- Description of the task
Format the items from the line containing "y-tick-label: 80 xyxy=(55,98,77,120)" through the line containing "y-tick-label: 20 xyxy=(55,370,77,392)" as a numbered list, leaving out any blank lines.

(Element box annotations)
---

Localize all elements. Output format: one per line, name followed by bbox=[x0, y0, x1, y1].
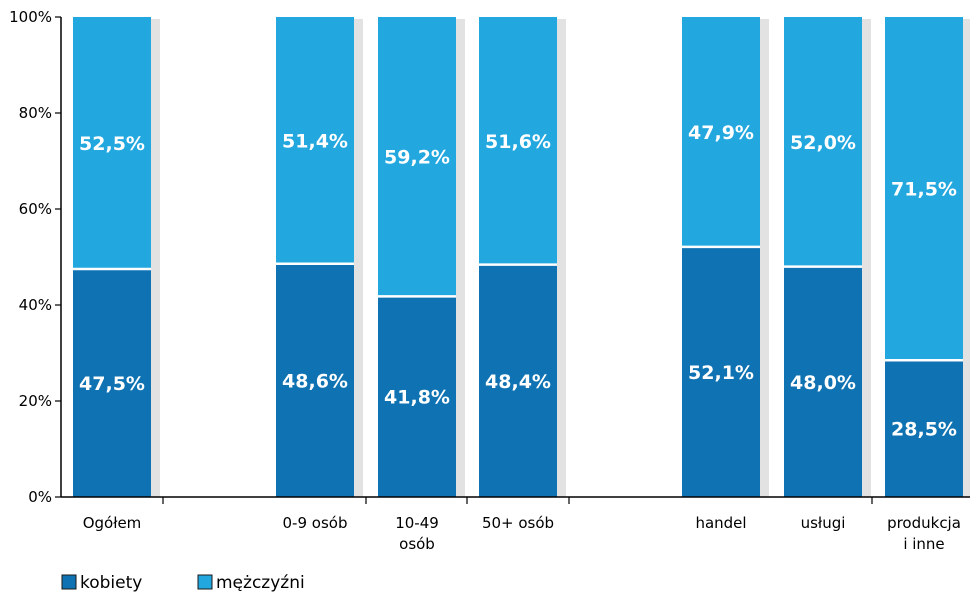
y-tick-label: 60% bbox=[19, 200, 52, 218]
data-label: 51,4% bbox=[282, 130, 348, 152]
bar-segment-kobiety bbox=[73, 269, 151, 497]
data-label: 48,0% bbox=[790, 372, 856, 394]
legend-swatch bbox=[61, 574, 77, 590]
data-label: 71,5% bbox=[891, 179, 957, 201]
data-label: 41,8% bbox=[384, 387, 450, 409]
bar-shadow bbox=[456, 19, 465, 497]
bar-segment-kobiety bbox=[378, 296, 456, 497]
bar-segment-kobiety bbox=[276, 263, 354, 497]
bar-segment-mężczyźni bbox=[73, 17, 151, 269]
bar-segment-kobiety bbox=[784, 266, 862, 497]
data-label: 52,5% bbox=[79, 133, 145, 155]
data-label: 47,9% bbox=[688, 122, 754, 144]
x-tick-label: osób bbox=[399, 535, 435, 553]
bar-segment-mężczyźni bbox=[479, 17, 557, 265]
data-labels: 47,5% 52,5% 48,6% 51,4% 41,8% 59,2% 48,4% 51,6%… bbox=[79, 122, 957, 441]
bar-segment-mężczyźni bbox=[378, 17, 456, 297]
bars-group bbox=[73, 17, 970, 497]
x-tick-label: Ogółem bbox=[83, 514, 142, 532]
y-axis-ticks: 0% 20% 40% 60% 80% 100% bbox=[9, 8, 61, 506]
bar-shadow bbox=[760, 19, 769, 497]
x-tick-label: handel bbox=[695, 514, 746, 532]
data-label: 52,1% bbox=[688, 362, 754, 384]
bar-segment-mężczyźni bbox=[682, 17, 760, 247]
legend-swatch bbox=[197, 574, 213, 590]
x-axis-ticks: Ogółem 0-9 osób 10-49 osób 50+ osób handel usł… bbox=[83, 497, 961, 553]
legend: kobiety mężczyźni bbox=[61, 573, 305, 593]
y-tick-label: 20% bbox=[19, 392, 52, 410]
data-label: 48,6% bbox=[282, 370, 348, 392]
data-label: 52,0% bbox=[790, 132, 856, 154]
data-label: 47,5% bbox=[79, 373, 145, 395]
data-label: 28,5% bbox=[891, 419, 957, 441]
bar-shadow bbox=[862, 19, 871, 497]
x-tick-label: i inne bbox=[903, 535, 944, 553]
legend-label: kobiety bbox=[80, 573, 142, 593]
bar-segment-kobiety bbox=[885, 360, 963, 497]
data-label: 48,4% bbox=[485, 371, 551, 393]
x-tick-label: produkcja bbox=[887, 514, 961, 532]
x-tick-label: 0-9 osób bbox=[283, 514, 348, 532]
y-tick-label: 100% bbox=[9, 8, 52, 26]
bar-shadow bbox=[354, 19, 363, 497]
y-tick-label: 80% bbox=[19, 104, 52, 122]
bar-segment-kobiety bbox=[479, 264, 557, 497]
x-tick-label: usługi bbox=[801, 514, 846, 532]
bar-shadow bbox=[557, 19, 566, 497]
legend-label: mężczyźni bbox=[216, 573, 305, 593]
bar-segment-kobiety bbox=[682, 246, 760, 497]
bar-segment-mężczyźni bbox=[885, 17, 963, 361]
data-label: 51,6% bbox=[485, 131, 551, 153]
x-tick-label: 50+ osób bbox=[482, 514, 554, 532]
data-label: 59,2% bbox=[384, 147, 450, 169]
bar-segment-mężczyźni bbox=[784, 17, 862, 267]
x-tick-label: 10-49 bbox=[395, 514, 439, 532]
bar-shadow bbox=[963, 19, 970, 497]
bar-shadow bbox=[151, 19, 160, 497]
y-tick-label: 0% bbox=[28, 488, 52, 506]
bar-segment-mężczyźni bbox=[276, 17, 354, 264]
y-tick-label: 40% bbox=[19, 296, 52, 314]
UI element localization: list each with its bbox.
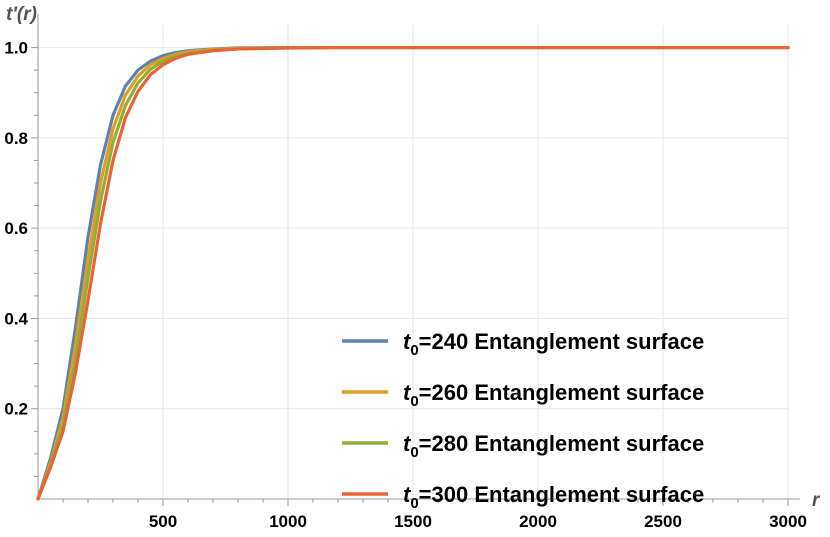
ticks: 500 1000 1500 2000 2500 3000 0.2 0.4 0.6 0.8 1.0 (4, 39, 807, 531)
x-tick-label: 2000 (519, 512, 557, 531)
y-tick-label: 1.0 (4, 39, 28, 58)
x-tick-label: 1000 (269, 512, 307, 531)
legend: t0=240 Entanglement surface t0=260 Entang… (342, 329, 704, 512)
x-axis-label: r (812, 490, 821, 511)
series-lines (36, 45, 790, 501)
grid (38, 25, 789, 499)
series-line-4 (36, 45, 790, 501)
y-tick-label: 0.8 (4, 129, 28, 148)
axes (37, 14, 800, 500)
x-tick-label: 500 (149, 512, 177, 531)
x-tick-label: 3000 (769, 512, 807, 531)
legend-label-3: t0=280 Entanglement surface (403, 431, 704, 461)
y-tick-label: 0.2 (4, 400, 28, 419)
x-tick-label: 2500 (644, 512, 682, 531)
x-tick-label: 1500 (394, 512, 432, 531)
legend-label-1: t0=240 Entanglement surface (403, 329, 704, 359)
y-tick-label: 0.6 (4, 219, 28, 238)
y-axis-label: t′(r) (6, 4, 37, 25)
legend-label-2: t0=260 Entanglement surface (403, 380, 704, 410)
legend-label-4: t0=300 Entanglement surface (403, 482, 704, 512)
y-tick-label: 0.4 (4, 309, 28, 328)
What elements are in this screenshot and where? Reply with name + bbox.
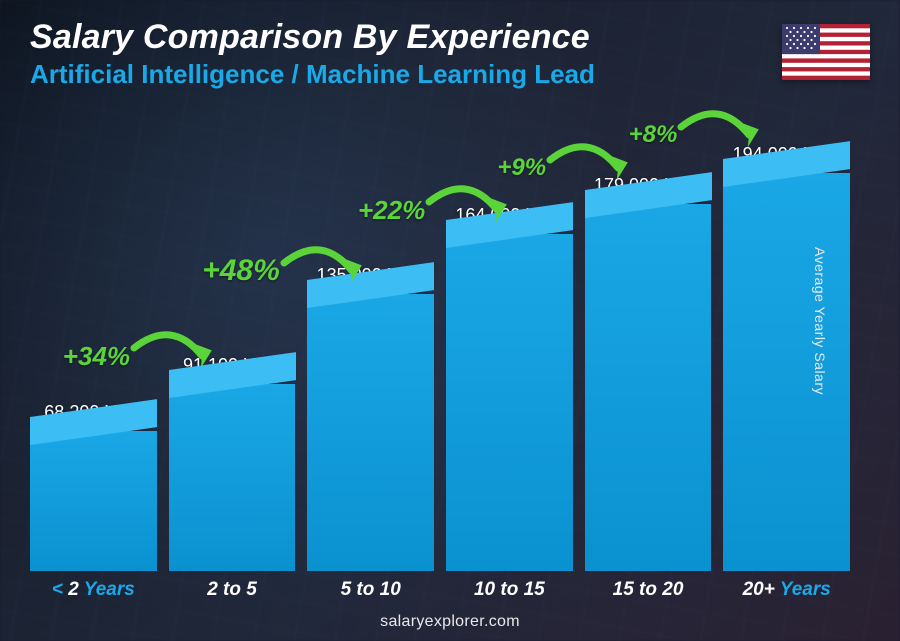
curved-arrow-icon	[548, 138, 638, 198]
growth-arrow: +34%	[63, 326, 222, 386]
bar-col: 179,000 USD	[585, 175, 712, 571]
x-main: 2 to 5	[207, 579, 257, 600]
growth-arrow: +48%	[202, 241, 372, 301]
growth-pct-label: +34%	[63, 341, 130, 372]
chart-container: Salary Comparison By Experience Artifici…	[0, 0, 900, 641]
growth-arrow: +22%	[358, 180, 517, 240]
bar	[723, 173, 850, 571]
y-axis-label: Average Yearly Salary	[812, 247, 828, 395]
growth-arrow: +8%	[629, 105, 770, 165]
chart-area: 68,200 USD91,100 USD135,000 USD164,000 U…	[30, 100, 850, 571]
x-axis-label: 15 to 20	[585, 579, 712, 601]
x-axis-label: 2 to 5	[169, 579, 296, 601]
page-title: Salary Comparison By Experience	[30, 18, 870, 57]
x-axis-labels: < 2 Years 2 to 5 5 to 10 10 to 15 15 to 20 20…	[30, 579, 850, 601]
x-axis-label: 20+ Years	[723, 579, 850, 601]
header: Salary Comparison By Experience Artifici…	[30, 18, 870, 90]
x-main: 15 to 20	[613, 579, 684, 600]
bar-col: 194,000 USD	[723, 144, 850, 571]
page-subtitle: Artificial Intelligence / Machine Learni…	[30, 59, 870, 90]
bar	[307, 294, 434, 571]
growth-arrow: +9%	[497, 138, 638, 198]
bar	[30, 431, 157, 571]
x-suffix: Years	[79, 579, 135, 600]
growth-pct-label: +8%	[629, 121, 678, 149]
growth-pct-label: +22%	[358, 195, 425, 226]
bar	[446, 234, 573, 571]
x-axis-label: < 2 Years	[30, 579, 157, 601]
x-prefix: <	[52, 579, 68, 600]
bar	[169, 384, 296, 571]
x-main: 5 to 10	[341, 579, 401, 600]
bar-col: 91,100 USD	[169, 355, 296, 571]
us-flag-icon	[782, 24, 870, 80]
curved-arrow-icon	[282, 241, 372, 301]
bar-col: 135,000 USD	[307, 265, 434, 571]
curved-arrow-icon	[679, 105, 769, 165]
x-main: 10 to 15	[474, 579, 545, 600]
curved-arrow-icon	[132, 326, 222, 386]
x-main: 20+	[743, 579, 775, 600]
x-axis-label: 5 to 10	[307, 579, 434, 601]
attribution: salaryexplorer.com	[0, 613, 900, 631]
growth-pct-label: +48%	[202, 254, 280, 288]
bar	[585, 204, 712, 571]
x-axis-label: 10 to 15	[446, 579, 573, 601]
bar-col: 164,000 USD	[446, 205, 573, 571]
growth-pct-label: +9%	[497, 154, 546, 182]
x-main: 2	[68, 579, 79, 600]
bar-col: 68,200 USD	[30, 402, 157, 571]
x-suffix: Years	[775, 579, 831, 600]
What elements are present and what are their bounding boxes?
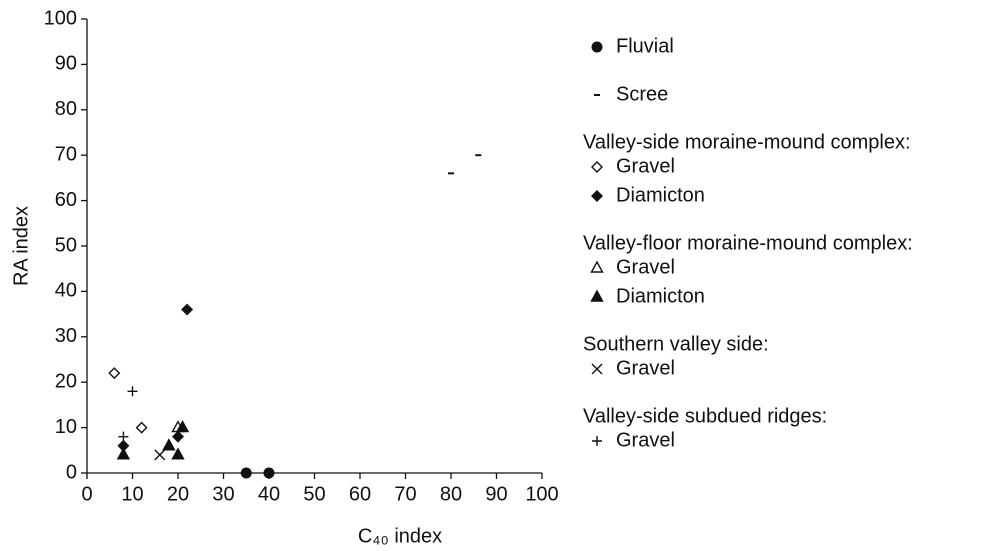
y-tick-label: 80 xyxy=(55,98,77,120)
y-axis-label: RA index xyxy=(10,206,32,286)
y-tick-label: 100 xyxy=(44,7,77,29)
legend-marker xyxy=(592,436,602,446)
x-tick-label: 80 xyxy=(440,483,462,505)
y-tick-label: 30 xyxy=(55,325,77,347)
point xyxy=(171,447,185,460)
x-axis-label: C₄₀ index xyxy=(358,525,442,547)
legend-marker xyxy=(591,190,603,202)
legend-label: Diamicton xyxy=(616,285,705,307)
legend-label: Scree xyxy=(616,83,668,105)
y-tick-label: 20 xyxy=(55,370,77,392)
legend-marker xyxy=(591,161,603,173)
x-tick-label: 20 xyxy=(167,483,189,505)
legend-label: Gravel xyxy=(616,357,675,379)
point xyxy=(135,421,148,434)
legend-marker xyxy=(591,363,603,375)
point xyxy=(127,386,138,397)
point xyxy=(118,431,129,442)
y-tick-label: 50 xyxy=(55,234,77,256)
x-tick-label: 10 xyxy=(121,483,143,505)
x-tick-label: 0 xyxy=(81,483,92,505)
legend-heading: Valley-side subdued ridges: xyxy=(583,405,827,427)
legend-label: Gravel xyxy=(616,256,675,278)
y-tick-label: 10 xyxy=(55,416,77,438)
legend-heading: Southern valley side: xyxy=(583,333,769,355)
point xyxy=(172,430,184,443)
point xyxy=(162,438,176,451)
legend-marker xyxy=(590,260,604,273)
y-tick-label: 60 xyxy=(55,189,77,211)
legend-marker xyxy=(590,289,604,302)
point xyxy=(175,420,190,433)
x-tick-label: 70 xyxy=(394,483,416,505)
point xyxy=(154,449,166,461)
x-tick-label: 40 xyxy=(258,483,280,505)
legend-label: Diamicton xyxy=(616,184,705,206)
y-tick-label: 0 xyxy=(66,461,77,483)
y-tick-label: 40 xyxy=(55,280,77,302)
x-tick-label: 60 xyxy=(349,483,371,505)
legend-label: Gravel xyxy=(616,429,675,451)
point xyxy=(263,467,275,479)
legend-label: Fluvial xyxy=(616,35,674,57)
y-tick-label: 70 xyxy=(55,143,77,165)
legend-marker xyxy=(591,41,603,53)
y-tick-label: 90 xyxy=(55,53,77,75)
legend-label: Gravel xyxy=(616,155,675,177)
x-tick-label: 100 xyxy=(525,483,558,505)
x-tick-label: 50 xyxy=(303,483,325,505)
point xyxy=(181,303,194,316)
legend-heading: Valley-side moraine-mound complex: xyxy=(583,131,911,153)
x-tick-label: 30 xyxy=(212,483,234,505)
point xyxy=(240,467,252,479)
x-tick-label: 90 xyxy=(485,483,507,505)
point xyxy=(108,367,121,380)
legend-heading: Valley-floor moraine-mound complex: xyxy=(583,232,913,254)
point xyxy=(116,447,131,460)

---

- Finished answer
1. y-tick-label: 80 xyxy=(55,98,77,120)
2. y-axis-label: RA index xyxy=(10,206,32,286)
3. y-tick-label: 100 xyxy=(44,7,77,29)
4. legend-marker xyxy=(592,436,602,446)
5. x-tick-label: 80 xyxy=(440,483,462,505)
6. y-tick-label: 30 xyxy=(55,325,77,347)
7. point xyxy=(171,447,185,460)
8. x-axis-label: C₄₀ index xyxy=(358,525,442,547)
9. legend-marker xyxy=(591,190,603,202)
10. legend-label: Diamicton xyxy=(616,285,705,307)
11. legend-label: Scree xyxy=(616,83,668,105)
12. y-tick-label: 20 xyxy=(55,370,77,392)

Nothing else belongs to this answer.